(Exercise description):
Keep only the lines of the listing that include the word "como", and copy them.
— START —
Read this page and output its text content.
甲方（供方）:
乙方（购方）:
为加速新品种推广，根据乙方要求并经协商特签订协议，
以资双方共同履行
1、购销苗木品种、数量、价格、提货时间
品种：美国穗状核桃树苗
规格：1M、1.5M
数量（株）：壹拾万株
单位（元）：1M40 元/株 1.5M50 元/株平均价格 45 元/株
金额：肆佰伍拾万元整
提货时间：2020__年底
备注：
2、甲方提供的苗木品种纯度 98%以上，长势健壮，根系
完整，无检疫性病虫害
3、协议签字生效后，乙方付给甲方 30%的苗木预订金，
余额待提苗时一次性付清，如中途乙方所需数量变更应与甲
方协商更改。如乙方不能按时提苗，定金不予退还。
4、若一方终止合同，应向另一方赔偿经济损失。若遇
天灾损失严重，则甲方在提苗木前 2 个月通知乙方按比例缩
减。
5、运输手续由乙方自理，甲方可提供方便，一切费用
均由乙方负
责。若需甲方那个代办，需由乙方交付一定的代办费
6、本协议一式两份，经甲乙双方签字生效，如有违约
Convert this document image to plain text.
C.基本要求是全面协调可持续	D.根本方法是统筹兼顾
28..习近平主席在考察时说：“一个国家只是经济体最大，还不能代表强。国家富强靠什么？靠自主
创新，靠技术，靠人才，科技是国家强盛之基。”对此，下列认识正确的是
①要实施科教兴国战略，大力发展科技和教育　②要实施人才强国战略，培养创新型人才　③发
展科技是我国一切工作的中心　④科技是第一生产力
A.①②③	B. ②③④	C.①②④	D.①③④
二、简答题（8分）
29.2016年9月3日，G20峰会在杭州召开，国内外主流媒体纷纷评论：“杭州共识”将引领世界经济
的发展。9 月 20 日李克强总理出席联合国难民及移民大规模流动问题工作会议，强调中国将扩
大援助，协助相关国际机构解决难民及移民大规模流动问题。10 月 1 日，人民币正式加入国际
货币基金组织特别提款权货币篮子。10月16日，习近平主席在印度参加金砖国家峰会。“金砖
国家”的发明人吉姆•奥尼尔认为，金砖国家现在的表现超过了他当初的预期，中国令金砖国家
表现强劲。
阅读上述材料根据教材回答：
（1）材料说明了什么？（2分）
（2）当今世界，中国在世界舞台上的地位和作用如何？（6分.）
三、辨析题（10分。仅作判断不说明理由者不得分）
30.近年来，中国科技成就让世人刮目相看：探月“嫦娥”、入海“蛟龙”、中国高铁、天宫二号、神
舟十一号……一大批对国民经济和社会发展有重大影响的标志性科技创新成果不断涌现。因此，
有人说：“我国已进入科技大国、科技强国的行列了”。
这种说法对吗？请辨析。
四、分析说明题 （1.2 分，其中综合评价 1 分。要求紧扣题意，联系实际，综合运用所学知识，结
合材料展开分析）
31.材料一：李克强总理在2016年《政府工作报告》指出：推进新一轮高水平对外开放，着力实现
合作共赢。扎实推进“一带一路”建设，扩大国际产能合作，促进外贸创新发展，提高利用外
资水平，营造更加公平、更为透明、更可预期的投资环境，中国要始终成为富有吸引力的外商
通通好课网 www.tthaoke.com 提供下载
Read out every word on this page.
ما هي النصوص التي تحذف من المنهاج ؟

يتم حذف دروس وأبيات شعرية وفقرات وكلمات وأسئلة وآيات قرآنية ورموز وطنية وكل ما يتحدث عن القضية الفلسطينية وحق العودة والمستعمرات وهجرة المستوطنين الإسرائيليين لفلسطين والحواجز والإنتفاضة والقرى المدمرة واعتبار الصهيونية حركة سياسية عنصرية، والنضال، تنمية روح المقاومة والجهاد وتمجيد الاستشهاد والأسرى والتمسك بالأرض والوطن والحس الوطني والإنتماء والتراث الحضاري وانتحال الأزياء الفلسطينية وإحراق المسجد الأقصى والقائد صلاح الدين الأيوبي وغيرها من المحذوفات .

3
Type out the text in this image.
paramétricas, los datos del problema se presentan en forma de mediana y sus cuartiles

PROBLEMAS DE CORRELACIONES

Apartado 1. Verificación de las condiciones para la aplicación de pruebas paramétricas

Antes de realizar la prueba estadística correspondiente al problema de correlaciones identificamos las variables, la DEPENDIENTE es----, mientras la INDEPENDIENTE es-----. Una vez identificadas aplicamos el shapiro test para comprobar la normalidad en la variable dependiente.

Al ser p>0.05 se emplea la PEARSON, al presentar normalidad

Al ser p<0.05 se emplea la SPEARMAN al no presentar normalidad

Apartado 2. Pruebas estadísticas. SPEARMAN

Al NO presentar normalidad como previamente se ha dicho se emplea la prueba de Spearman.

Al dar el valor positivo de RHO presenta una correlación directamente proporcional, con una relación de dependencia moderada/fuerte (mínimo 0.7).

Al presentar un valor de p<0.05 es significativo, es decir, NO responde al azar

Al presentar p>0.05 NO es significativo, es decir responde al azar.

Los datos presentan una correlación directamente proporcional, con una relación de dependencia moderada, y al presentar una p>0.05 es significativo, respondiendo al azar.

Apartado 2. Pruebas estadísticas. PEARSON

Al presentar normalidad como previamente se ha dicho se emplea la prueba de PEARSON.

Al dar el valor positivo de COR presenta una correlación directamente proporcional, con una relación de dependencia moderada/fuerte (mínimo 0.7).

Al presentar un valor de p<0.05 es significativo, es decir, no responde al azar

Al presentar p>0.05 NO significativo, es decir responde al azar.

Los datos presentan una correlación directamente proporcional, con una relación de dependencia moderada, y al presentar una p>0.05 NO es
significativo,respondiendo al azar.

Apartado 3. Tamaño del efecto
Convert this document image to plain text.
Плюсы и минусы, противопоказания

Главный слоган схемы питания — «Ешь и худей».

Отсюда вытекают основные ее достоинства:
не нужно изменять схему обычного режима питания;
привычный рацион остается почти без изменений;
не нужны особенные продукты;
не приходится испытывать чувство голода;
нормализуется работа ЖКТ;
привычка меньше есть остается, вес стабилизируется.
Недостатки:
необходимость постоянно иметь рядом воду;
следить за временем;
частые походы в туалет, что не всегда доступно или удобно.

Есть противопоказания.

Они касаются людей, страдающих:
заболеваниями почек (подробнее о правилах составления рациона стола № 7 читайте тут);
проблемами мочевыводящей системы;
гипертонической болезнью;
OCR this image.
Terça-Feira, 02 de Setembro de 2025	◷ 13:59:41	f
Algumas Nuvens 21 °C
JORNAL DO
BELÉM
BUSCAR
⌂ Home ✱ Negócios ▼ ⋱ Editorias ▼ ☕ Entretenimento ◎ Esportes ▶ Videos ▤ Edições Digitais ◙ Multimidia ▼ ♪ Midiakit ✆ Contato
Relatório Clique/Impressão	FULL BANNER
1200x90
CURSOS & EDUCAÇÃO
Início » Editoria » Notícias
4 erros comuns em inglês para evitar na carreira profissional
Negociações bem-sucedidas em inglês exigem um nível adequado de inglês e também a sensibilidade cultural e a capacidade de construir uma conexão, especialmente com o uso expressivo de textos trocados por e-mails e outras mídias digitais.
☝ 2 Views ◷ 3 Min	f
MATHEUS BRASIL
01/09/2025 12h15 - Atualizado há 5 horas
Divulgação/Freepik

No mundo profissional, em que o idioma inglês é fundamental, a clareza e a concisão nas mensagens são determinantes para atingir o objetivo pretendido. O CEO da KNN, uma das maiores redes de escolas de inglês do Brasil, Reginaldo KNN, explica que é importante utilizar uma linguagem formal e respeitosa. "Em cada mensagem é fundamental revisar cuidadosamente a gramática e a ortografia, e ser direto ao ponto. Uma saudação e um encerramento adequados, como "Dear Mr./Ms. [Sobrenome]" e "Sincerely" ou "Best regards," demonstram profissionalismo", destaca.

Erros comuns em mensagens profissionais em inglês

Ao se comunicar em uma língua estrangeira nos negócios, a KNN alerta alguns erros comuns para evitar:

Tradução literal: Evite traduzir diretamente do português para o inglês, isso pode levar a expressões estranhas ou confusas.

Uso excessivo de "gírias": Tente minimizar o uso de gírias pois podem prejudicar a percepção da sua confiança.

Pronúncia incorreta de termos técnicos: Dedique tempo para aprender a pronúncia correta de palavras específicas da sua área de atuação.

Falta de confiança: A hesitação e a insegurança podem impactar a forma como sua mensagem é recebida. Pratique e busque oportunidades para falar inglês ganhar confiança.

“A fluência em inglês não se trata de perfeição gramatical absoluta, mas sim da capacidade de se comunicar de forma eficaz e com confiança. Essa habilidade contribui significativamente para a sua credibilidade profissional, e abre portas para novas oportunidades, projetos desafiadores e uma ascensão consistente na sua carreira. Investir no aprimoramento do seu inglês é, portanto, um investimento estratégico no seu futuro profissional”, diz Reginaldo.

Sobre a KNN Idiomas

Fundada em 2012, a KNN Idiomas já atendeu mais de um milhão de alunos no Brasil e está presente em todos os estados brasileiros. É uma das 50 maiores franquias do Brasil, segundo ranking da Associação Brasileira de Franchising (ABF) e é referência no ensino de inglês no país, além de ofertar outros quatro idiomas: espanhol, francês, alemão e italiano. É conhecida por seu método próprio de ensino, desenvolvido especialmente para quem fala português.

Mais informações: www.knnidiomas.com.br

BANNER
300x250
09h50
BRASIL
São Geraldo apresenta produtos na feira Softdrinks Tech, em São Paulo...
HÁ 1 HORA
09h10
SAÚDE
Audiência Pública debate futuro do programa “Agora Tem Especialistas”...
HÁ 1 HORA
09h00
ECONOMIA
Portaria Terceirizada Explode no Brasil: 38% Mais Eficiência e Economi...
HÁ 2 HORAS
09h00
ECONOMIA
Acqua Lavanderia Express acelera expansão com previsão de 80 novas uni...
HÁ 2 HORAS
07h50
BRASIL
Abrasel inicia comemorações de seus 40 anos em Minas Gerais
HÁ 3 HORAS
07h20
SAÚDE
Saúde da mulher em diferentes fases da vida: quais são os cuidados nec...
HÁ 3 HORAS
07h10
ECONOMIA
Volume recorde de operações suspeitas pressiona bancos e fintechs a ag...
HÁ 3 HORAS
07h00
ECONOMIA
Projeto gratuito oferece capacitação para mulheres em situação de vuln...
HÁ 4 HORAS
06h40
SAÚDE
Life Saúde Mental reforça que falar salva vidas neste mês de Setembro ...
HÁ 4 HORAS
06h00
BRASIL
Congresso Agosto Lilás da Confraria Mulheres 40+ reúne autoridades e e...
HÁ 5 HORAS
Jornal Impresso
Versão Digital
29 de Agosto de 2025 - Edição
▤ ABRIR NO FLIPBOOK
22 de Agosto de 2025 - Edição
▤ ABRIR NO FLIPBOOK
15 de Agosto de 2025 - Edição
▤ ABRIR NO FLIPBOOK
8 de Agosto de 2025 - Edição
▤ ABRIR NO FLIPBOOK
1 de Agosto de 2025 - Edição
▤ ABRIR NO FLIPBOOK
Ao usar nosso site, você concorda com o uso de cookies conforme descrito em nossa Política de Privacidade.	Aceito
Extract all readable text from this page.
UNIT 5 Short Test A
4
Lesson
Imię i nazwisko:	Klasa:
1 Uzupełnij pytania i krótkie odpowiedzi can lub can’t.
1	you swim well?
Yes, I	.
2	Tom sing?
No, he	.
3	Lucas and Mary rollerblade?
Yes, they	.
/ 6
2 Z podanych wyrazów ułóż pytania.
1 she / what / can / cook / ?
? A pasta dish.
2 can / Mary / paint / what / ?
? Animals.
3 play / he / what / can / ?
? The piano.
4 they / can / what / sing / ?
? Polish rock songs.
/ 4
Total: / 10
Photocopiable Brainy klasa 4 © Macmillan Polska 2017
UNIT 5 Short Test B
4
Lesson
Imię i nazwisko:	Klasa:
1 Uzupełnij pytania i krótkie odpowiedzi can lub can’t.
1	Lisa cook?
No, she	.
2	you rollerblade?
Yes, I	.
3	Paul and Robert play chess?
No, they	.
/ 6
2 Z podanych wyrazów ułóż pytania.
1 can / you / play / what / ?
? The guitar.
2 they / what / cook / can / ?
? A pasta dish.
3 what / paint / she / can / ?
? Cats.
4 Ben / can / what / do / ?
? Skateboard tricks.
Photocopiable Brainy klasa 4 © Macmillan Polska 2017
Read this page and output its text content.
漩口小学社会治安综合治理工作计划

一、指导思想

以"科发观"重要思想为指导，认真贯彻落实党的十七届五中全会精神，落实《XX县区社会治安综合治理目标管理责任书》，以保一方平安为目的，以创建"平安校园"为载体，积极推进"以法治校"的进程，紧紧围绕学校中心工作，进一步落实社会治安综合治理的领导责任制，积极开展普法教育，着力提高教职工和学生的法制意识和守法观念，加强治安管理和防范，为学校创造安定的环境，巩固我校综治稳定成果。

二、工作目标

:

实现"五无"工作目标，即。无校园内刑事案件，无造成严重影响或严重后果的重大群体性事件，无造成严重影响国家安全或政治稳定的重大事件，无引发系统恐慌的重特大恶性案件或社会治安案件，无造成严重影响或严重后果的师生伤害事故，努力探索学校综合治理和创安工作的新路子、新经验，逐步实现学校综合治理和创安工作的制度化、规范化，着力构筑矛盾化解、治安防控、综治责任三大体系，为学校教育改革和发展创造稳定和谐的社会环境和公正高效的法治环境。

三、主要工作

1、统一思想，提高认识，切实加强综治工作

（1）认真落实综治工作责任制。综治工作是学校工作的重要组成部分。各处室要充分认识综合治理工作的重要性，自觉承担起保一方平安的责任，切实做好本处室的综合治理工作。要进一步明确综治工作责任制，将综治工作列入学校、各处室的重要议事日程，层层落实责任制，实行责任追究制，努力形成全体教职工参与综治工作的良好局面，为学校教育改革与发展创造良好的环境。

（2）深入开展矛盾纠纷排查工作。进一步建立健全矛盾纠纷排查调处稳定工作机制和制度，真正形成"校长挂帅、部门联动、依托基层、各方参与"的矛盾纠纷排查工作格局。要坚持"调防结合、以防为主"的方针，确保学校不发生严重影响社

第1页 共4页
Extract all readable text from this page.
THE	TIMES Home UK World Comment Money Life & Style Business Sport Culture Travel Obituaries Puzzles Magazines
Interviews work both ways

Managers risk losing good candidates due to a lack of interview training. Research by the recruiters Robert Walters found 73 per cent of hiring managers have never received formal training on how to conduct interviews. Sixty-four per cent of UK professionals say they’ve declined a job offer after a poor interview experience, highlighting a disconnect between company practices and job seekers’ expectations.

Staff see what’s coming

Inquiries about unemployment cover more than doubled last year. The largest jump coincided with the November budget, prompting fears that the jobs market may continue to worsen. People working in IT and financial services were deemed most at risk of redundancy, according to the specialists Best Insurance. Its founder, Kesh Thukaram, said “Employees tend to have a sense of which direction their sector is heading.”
— END —
(Complete response):
Al NO presentar normalidad como previamente se ha dicho se emplea la prueba de Spearman.
Al presentar normalidad como previamente se ha dicho se emplea la prueba de PEARSON.
No mundo profissional, em que o idioma inglês é fundamental, a clareza e a concisão nas mensagens são determinantes para atingir o objetivo pretendido. O CEO da KNN, uma das maiores redes de escolas de inglês do Brasil, Reginaldo KNN, explica que é importante utilizar uma linguagem formal e respeitosa. "Em cada mensagem é fundamental revisar cuidadosamente a gramática e a ortografia, e ser direto ao ponto. Uma saudação e um encerramento adequados, como "Dear Mr./Ms. [Sobrenome]" e "Sincerely" ou "Best regards," demonstram profissionalismo", destaca.
Falta de confiança: A hesitação e a insegurança podem impactar a forma como sua mensagem é recebida. Pratique e busque oportunidades para falar inglês ganhar confiança.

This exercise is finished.